(Collected data entries)

_ _ _ _

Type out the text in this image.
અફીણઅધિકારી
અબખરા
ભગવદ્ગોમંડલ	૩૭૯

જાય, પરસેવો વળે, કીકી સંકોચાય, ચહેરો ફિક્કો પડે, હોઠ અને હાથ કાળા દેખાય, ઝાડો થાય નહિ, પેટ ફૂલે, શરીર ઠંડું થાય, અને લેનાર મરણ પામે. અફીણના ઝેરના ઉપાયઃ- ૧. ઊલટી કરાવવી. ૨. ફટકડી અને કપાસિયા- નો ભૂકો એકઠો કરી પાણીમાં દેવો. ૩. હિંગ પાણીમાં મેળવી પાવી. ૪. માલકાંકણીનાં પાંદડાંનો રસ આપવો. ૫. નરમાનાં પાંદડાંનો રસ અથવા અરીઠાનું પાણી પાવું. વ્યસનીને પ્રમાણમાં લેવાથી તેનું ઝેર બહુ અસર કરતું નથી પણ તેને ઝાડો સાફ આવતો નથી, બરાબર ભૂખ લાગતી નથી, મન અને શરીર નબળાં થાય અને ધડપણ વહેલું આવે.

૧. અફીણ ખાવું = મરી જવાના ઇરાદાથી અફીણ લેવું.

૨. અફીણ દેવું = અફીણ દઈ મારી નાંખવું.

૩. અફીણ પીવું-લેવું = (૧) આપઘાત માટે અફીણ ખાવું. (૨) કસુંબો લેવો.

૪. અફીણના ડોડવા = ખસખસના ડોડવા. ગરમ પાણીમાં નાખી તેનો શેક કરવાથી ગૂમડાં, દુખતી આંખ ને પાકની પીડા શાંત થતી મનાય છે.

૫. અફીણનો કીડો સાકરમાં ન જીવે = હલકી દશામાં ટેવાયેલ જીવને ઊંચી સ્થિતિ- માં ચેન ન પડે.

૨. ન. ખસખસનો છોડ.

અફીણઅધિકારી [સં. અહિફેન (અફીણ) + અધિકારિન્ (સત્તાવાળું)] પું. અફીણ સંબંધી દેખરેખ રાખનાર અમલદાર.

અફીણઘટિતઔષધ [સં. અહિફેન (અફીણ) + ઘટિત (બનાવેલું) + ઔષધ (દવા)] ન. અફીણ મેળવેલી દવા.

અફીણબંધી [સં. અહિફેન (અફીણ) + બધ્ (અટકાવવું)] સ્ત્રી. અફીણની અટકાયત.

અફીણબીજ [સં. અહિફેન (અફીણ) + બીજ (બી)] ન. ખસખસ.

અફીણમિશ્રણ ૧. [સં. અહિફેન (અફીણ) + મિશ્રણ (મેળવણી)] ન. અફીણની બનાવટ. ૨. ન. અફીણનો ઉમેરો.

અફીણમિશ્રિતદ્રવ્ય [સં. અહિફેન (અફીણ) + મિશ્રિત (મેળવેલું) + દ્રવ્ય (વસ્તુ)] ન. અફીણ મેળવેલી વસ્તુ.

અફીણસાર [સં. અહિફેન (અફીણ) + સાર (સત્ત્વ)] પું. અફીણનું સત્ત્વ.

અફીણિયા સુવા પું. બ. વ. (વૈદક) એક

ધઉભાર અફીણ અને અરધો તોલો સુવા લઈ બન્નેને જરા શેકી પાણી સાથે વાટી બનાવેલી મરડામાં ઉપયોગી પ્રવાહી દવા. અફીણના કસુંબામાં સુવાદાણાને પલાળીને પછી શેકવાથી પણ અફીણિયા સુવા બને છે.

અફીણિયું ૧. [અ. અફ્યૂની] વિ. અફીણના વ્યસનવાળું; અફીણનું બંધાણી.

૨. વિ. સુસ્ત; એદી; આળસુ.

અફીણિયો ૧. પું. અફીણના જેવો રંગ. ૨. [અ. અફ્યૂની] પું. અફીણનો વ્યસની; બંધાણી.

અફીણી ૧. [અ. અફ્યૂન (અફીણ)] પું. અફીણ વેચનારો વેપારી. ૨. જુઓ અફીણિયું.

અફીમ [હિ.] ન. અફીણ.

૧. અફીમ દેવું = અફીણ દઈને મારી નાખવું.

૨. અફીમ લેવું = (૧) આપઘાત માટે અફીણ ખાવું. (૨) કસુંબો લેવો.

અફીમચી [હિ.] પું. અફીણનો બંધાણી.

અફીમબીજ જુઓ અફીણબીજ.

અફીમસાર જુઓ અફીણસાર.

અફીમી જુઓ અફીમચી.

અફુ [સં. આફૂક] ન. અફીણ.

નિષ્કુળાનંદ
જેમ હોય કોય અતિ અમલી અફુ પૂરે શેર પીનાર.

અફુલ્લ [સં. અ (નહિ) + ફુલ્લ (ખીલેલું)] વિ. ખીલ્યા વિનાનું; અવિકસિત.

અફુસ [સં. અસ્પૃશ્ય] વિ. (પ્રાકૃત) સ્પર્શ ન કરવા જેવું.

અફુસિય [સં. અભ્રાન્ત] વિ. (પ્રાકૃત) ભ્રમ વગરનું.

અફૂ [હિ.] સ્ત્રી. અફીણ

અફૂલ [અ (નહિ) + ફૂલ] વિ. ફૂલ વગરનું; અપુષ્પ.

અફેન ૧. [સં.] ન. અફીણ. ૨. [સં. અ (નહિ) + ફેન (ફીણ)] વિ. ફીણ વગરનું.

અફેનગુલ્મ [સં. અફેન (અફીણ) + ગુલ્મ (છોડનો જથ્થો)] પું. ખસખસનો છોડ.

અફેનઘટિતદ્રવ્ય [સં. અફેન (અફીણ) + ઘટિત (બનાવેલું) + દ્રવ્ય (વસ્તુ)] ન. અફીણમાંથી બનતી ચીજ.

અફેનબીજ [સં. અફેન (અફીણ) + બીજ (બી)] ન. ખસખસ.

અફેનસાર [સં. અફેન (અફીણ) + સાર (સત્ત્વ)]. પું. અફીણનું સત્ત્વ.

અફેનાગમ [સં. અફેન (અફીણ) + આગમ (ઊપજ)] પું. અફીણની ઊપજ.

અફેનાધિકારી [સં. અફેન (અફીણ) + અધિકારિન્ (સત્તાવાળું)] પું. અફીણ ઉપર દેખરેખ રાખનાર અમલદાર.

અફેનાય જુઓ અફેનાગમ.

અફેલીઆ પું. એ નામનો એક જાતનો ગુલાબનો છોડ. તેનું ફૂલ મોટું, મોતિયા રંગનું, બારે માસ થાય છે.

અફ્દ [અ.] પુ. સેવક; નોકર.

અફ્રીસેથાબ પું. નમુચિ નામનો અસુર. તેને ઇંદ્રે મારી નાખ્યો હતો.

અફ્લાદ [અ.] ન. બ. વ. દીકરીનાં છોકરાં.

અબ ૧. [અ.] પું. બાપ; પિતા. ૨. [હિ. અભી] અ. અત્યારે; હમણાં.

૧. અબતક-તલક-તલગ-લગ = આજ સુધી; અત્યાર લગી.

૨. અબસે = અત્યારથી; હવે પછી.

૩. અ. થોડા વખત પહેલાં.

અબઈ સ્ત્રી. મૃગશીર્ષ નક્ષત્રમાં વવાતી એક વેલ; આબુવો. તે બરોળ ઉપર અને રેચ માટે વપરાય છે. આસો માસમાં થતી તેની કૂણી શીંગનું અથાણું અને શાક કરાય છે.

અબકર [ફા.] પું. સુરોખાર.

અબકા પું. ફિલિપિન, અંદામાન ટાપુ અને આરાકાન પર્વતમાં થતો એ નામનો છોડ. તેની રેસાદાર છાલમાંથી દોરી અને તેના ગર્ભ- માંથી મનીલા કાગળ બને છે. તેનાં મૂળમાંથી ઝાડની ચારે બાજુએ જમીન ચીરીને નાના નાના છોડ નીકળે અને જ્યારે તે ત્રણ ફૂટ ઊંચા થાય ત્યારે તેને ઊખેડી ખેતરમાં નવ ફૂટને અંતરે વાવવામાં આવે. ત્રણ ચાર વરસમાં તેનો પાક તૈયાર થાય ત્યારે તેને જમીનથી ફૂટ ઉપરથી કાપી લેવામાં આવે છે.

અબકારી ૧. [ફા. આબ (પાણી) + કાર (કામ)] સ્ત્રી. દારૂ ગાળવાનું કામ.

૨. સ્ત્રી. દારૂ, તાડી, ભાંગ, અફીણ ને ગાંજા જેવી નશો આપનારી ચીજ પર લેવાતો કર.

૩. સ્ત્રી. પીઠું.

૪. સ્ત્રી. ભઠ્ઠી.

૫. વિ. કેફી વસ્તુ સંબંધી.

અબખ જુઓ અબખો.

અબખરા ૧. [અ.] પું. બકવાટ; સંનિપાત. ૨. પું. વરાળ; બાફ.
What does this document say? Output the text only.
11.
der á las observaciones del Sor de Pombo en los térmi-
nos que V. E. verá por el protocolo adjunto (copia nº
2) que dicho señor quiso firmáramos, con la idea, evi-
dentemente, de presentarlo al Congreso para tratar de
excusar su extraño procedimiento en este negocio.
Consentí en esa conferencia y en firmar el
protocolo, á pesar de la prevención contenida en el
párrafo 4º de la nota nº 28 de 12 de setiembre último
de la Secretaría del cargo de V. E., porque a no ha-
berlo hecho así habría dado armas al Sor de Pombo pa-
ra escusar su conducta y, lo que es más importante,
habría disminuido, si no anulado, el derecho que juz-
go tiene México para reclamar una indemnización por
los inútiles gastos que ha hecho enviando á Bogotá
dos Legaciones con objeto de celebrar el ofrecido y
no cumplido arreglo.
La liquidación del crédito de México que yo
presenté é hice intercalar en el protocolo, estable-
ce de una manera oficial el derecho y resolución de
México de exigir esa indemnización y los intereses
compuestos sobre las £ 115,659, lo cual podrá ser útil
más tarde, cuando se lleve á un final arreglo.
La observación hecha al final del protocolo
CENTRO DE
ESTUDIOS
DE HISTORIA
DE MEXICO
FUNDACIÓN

_ _ _ _

• _Task requirements_
Whenever "arreglo" turns up in a line, pick that line out.

• _Exercise solution_
no cumplido arreglo.
más tarde, cuando se lleve á un final arreglo.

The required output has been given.